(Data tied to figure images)
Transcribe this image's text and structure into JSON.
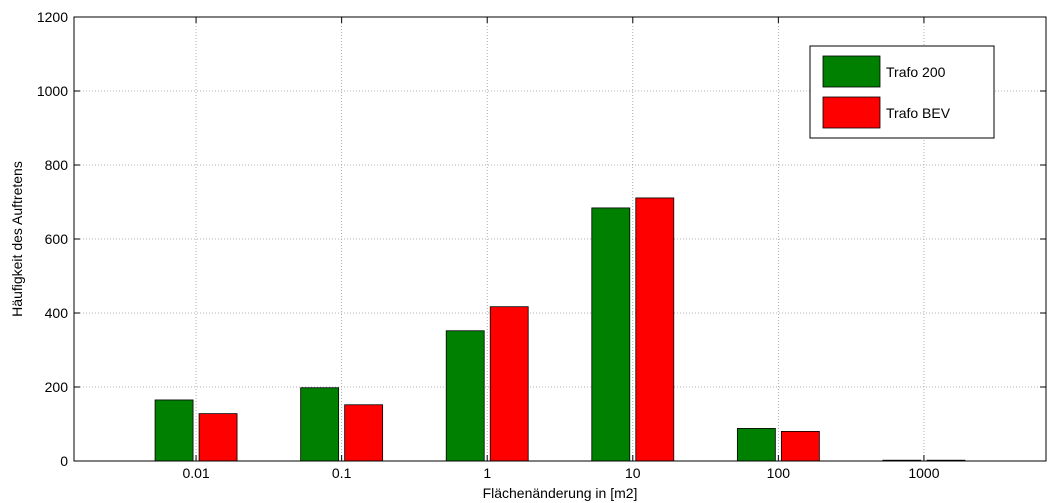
{
  "chart_data": {
    "type": "bar",
    "title": "",
    "xlabel": "Flächenänderung in [m2]",
    "ylabel": "Häufigkeit des Auftretens",
    "categories": [
      "0.01",
      "0.1",
      "1",
      "10",
      "100",
      "1000"
    ],
    "series": [
      {
        "name": "Trafo 200",
        "color": "#008000",
        "values": [
          165,
          198,
          352,
          684,
          88,
          2
        ]
      },
      {
        "name": "Trafo BEV",
        "color": "#ff0000",
        "values": [
          128,
          152,
          417,
          711,
          80,
          2
        ]
      }
    ],
    "ylim": [
      0,
      1200
    ],
    "yticks": [
      "0",
      "200",
      "400",
      "600",
      "800",
      "1000",
      "1200"
    ],
    "grid": true,
    "grid_style": "dotted",
    "legend_position": "top-right"
  }
}
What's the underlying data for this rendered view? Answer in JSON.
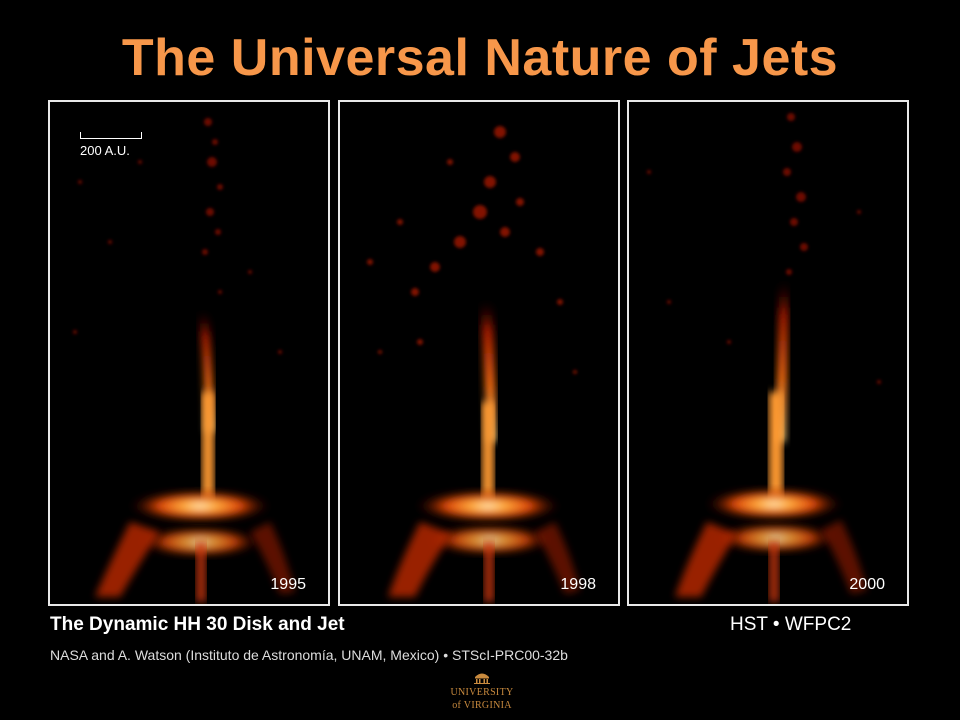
{
  "slide": {
    "title": "The Universal Nature of Jets"
  },
  "panels": [
    {
      "year": "1995",
      "scale_label": "200 A.U."
    },
    {
      "year": "1998"
    },
    {
      "year": "2000"
    }
  ],
  "caption": {
    "title": "The Dynamic HH 30 Disk and Jet",
    "credit": "NASA and A. Watson (Instituto de Astronomía, UNAM, Mexico) • STScI-PRC00-32b",
    "instrument": "HST • WFPC2"
  },
  "logo": {
    "line1": "UNIVERSITY",
    "line2": "of VIRGINIA"
  },
  "colors": {
    "title": "#f7974a",
    "jet_core": "#fff4d0",
    "jet_mid": "#ff8a1a",
    "jet_outer": "#b01800"
  }
}
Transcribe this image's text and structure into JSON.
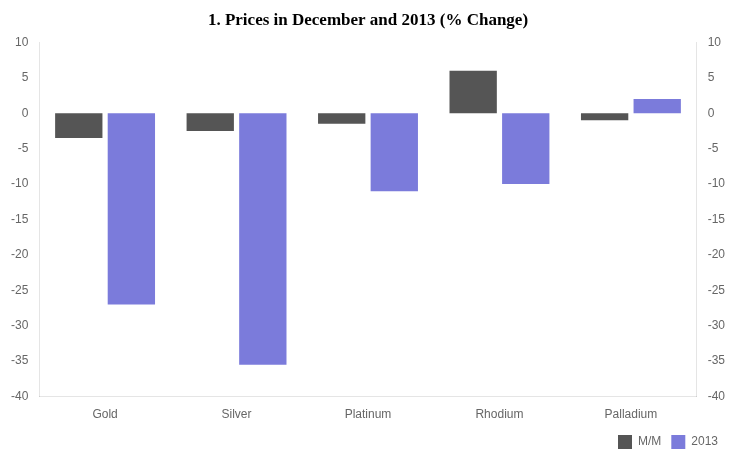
{
  "chart_data": {
    "type": "bar",
    "title": "1. Prices in December and 2013 (% Change)",
    "categories": [
      "Gold",
      "Silver",
      "Platinum",
      "Rhodium",
      "Palladium"
    ],
    "series": [
      {
        "name": "M/M",
        "color": "#555555",
        "values": [
          -3.5,
          -2.5,
          -1.5,
          6.0,
          -1.0
        ]
      },
      {
        "name": "2013",
        "color": "#7b7bdb",
        "values": [
          -27.0,
          -35.5,
          -11.0,
          -10.0,
          2.0
        ]
      }
    ],
    "ylim": [
      -40,
      10
    ],
    "yticks": [
      -40,
      -35,
      -30,
      -25,
      -20,
      -15,
      -10,
      -5,
      0,
      5,
      10
    ],
    "y2lim": [
      -40,
      10
    ],
    "y2ticks": [
      -40,
      -35,
      -30,
      -25,
      -20,
      -15,
      -10,
      -5,
      0,
      5,
      10
    ],
    "grid": false,
    "legend": "lower right"
  }
}
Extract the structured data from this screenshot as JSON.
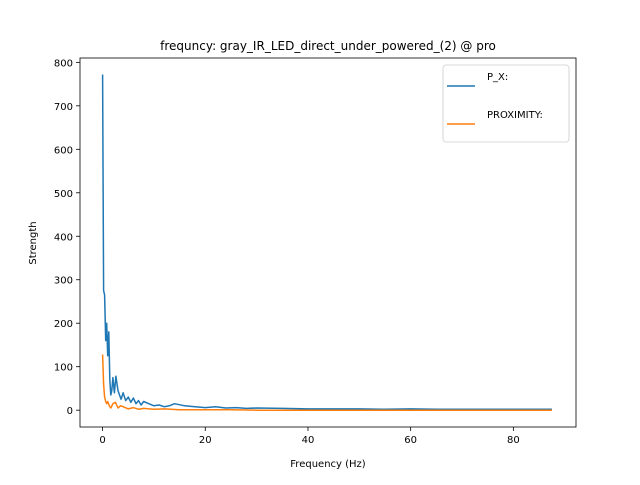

= Required work =
Beginning with the line that contains "What's the underlying" and ending with the last line of the data above, output those lines exactly and nothing more, without any pictures.

= Response to this exercise =
What's the underlying data for this rendered view? Answer in JSON.
{
  "slide": {
    "title": "The Universal Nature of Jets"
  },
  "panels": [
    {
      "year": "1995",
      "scale_label": "200 A.U."
    },
    {
      "year": "1998"
    },
    {
      "year": "2000"
    }
  ],
  "caption": {
    "title": "The Dynamic HH 30 Disk and Jet",
    "credit": "NASA and A. Watson (Instituto de Astronomía, UNAM, Mexico) • STScI-PRC00-32b",
    "instrument": "HST • WFPC2"
  },
  "logo": {
    "line1": "UNIVERSITY",
    "line2": "of VIRGINIA"
  },
  "colors": {
    "title": "#f7974a",
    "jet_core": "#fff4d0",
    "jet_mid": "#ff8a1a",
    "jet_outer": "#b01800"
  }
}
Transcribe this image's text and structure into JSON.
{
  "chart_data": {
    "type": "bar",
    "title": "1. Prices in December and 2013 (% Change)",
    "categories": [
      "Gold",
      "Silver",
      "Platinum",
      "Rhodium",
      "Palladium"
    ],
    "series": [
      {
        "name": "M/M",
        "color": "#555555",
        "values": [
          -3.5,
          -2.5,
          -1.5,
          6.0,
          -1.0
        ]
      },
      {
        "name": "2013",
        "color": "#7b7bdb",
        "values": [
          -27.0,
          -35.5,
          -11.0,
          -10.0,
          2.0
        ]
      }
    ],
    "ylim": [
      -40,
      10
    ],
    "yticks": [
      -40,
      -35,
      -30,
      -25,
      -20,
      -15,
      -10,
      -5,
      0,
      5,
      10
    ],
    "y2lim": [
      -40,
      10
    ],
    "y2ticks": [
      -40,
      -35,
      -30,
      -25,
      -20,
      -15,
      -10,
      -5,
      0,
      5,
      10
    ],
    "grid": false,
    "legend": "lower right"
  }
}
Extract the structured data from this screenshot as JSON.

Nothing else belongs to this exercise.